TASK DESCRIPTION.
Transcribe all the records with complete accuracy.

— START OF SUPPLIED MATERIAL —

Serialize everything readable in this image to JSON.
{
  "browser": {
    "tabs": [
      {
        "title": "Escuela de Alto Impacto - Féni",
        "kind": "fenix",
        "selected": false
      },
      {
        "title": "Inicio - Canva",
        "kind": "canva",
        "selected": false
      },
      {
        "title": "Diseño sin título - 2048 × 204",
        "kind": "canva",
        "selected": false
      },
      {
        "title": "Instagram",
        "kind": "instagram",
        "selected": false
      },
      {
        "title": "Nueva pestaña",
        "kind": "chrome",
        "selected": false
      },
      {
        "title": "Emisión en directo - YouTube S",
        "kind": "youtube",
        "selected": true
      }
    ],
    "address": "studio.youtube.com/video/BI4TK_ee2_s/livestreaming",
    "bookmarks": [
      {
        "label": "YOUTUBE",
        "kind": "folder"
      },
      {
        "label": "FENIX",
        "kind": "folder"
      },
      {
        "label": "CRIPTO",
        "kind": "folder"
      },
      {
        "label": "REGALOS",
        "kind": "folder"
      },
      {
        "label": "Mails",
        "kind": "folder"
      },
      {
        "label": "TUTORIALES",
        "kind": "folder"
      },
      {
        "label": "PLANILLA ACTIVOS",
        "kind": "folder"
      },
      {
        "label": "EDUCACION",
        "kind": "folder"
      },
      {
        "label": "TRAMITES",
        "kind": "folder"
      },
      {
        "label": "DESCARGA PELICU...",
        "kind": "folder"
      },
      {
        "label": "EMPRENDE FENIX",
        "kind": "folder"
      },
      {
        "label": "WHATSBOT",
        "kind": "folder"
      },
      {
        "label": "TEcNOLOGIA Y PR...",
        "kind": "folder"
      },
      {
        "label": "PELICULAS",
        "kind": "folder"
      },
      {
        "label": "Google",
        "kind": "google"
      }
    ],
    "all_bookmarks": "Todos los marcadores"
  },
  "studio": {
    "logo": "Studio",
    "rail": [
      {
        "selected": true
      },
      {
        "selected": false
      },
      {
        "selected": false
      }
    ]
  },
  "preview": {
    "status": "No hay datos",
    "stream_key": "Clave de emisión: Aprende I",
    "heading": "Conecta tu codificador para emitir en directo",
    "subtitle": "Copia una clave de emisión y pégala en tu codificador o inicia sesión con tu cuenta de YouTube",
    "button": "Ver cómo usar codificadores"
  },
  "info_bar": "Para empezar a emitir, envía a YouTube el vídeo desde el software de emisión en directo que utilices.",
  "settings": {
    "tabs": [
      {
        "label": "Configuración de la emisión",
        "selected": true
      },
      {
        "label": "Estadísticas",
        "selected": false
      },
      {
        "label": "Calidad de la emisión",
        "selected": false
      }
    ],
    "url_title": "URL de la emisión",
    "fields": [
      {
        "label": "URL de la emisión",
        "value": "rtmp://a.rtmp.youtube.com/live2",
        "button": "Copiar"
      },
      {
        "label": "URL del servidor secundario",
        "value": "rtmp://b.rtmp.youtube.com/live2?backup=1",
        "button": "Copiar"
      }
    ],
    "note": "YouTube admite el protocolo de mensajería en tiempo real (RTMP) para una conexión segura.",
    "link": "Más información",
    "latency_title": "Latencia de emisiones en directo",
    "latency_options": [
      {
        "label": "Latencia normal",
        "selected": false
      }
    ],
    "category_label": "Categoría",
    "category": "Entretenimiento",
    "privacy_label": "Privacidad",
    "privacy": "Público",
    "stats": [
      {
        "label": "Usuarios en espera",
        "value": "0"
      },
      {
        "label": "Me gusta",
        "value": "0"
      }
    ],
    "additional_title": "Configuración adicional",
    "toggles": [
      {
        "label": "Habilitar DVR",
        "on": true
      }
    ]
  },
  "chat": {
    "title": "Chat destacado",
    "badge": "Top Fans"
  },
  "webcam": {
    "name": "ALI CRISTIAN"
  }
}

— END OF SUPPLIED MATERIAL —

SOLUTION BELOW.
Serialize everything readable in this image to JSON.
{
  "browser": {
    "tabs": [
      {
        "title": "Escuela de Alto Impacto - Féni",
        "kind": "fenix",
        "selected": false
      },
      {
        "title": "Inicio - Canva",
        "kind": "canva",
        "selected": false
      },
      {
        "title": "Diseño sin título - 2048 × 204",
        "kind": "canva",
        "selected": false
      },
      {
        "title": "Instagram",
        "kind": "instagram",
        "selected": false
      },
      {
        "title": "Nueva pestaña",
        "kind": "chrome",
        "selected": false
      },
      {
        "title": "Emisión en directo - YouTube S",
        "kind": "youtube",
        "selected": true
      }
    ],
    "address": "studio.youtube.com/video/BI4TK_ee2_s/livestreaming",
    "bookmarks": [
      {
        "label": "YOUTUBE",
        "kind": "folder"
      },
      {
        "label": "FENIX",
        "kind": "folder"
      },
      {
        "label": "CRIPTO",
        "kind": "folder"
      },
      {
        "label": "REGALOS",
        "kind": "folder"
      },
      {
        "label": "Mails",
        "kind": "folder"
      },
      {
        "label": "TUTORIALES",
        "kind": "folder"
      },
      {
        "label": "PLANILLA ACTIVOS",
        "kind": "folder"
      },
      {
        "label": "EDUCACION",
        "kind": "folder"
      },
      {
        "label": "TRAMITES",
        "kind": "folder"
      },
      {
        "label": "DESCARGA PELICU...",
        "kind": "folder"
      },
      {
        "label": "EMPRENDE FENIX",
        "kind": "folder"
      },
      {
        "label": "WHATSBOT",
        "kind": "folder"
      },
      {
        "label": "TEcNOLOGIA Y PR...",
        "kind": "folder"
      },
      {
        "label": "PELICULAS",
        "kind": "folder"
      },
      {
        "label": "Google",
        "kind": "google"
      }
    ],
    "all_bookmarks": "Todos los marcadores"
  },
  "studio": {
    "logo": "Studio",
    "rail": [
      {
        "selected": true
      },
      {
        "selected": false
      },
      {
        "selected": false
      }
    ]
  },
  "preview": {
    "status": "No hay datos",
    "stream_key": "Clave de emisión: Aprende I",
    "heading": "Conecta tu codificador para emitir en directo",
    "subtitle": "Copia una clave de emisión y pégala en tu codificador o inicia sesión con tu cuenta de YouTube",
    "button": "Ver cómo usar codificadores"
  },
  "info_bar": "Para empezar a emitir, envía a YouTube el vídeo desde el software de emisión en directo que utilices.",
  "settings": {
    "tabs": [
      {
        "label": "Configuración de la emisión",
        "selected": true
      },
      {
        "label": "Estadísticas",
        "selected": false
      },
      {
        "label": "Calidad de la emisión",
        "selected": false
      }
    ],
    "url_title": "URL de la emisión",
    "fields": [
      {
        "label": "URL de la emisión",
        "value": "rtmp://a.rtmp.youtube.com/live2",
        "button": "Copiar"
      },
      {
        "label": "URL del servidor secundario",
        "value": "rtmp://b.rtmp.youtube.com/live2?backup=1",
        "button": "Copiar"
      }
    ],
    "note": "YouTube admite el protocolo de mensajería en tiempo real (RTMP) para una conexión segura.",
    "link": "Más información",
    "latency_title": "Latencia de emisiones en directo",
    "latency_options": [
      {
        "label": "Latencia normal",
        "selected": false
      }
    ],
    "category_label": "Categoría",
    "category": "Entretenimiento",
    "privacy_label": "Privacidad",
    "privacy": "Público",
    "stats": [
      {
        "label": "Usuarios en espera",
        "value": "0"
      },
      {
        "label": "Me gusta",
        "value": "0"
      }
    ],
    "additional_title": "Configuración adicional",
    "toggles": [
      {
        "label": "Habilitar DVR",
        "on": true
      }
    ]
  },
  "chat": {
    "title": "Chat destacado",
    "badge": "Top Fans"
  },
  "webcam": {
    "name": "ALI CRISTIAN"
  }
}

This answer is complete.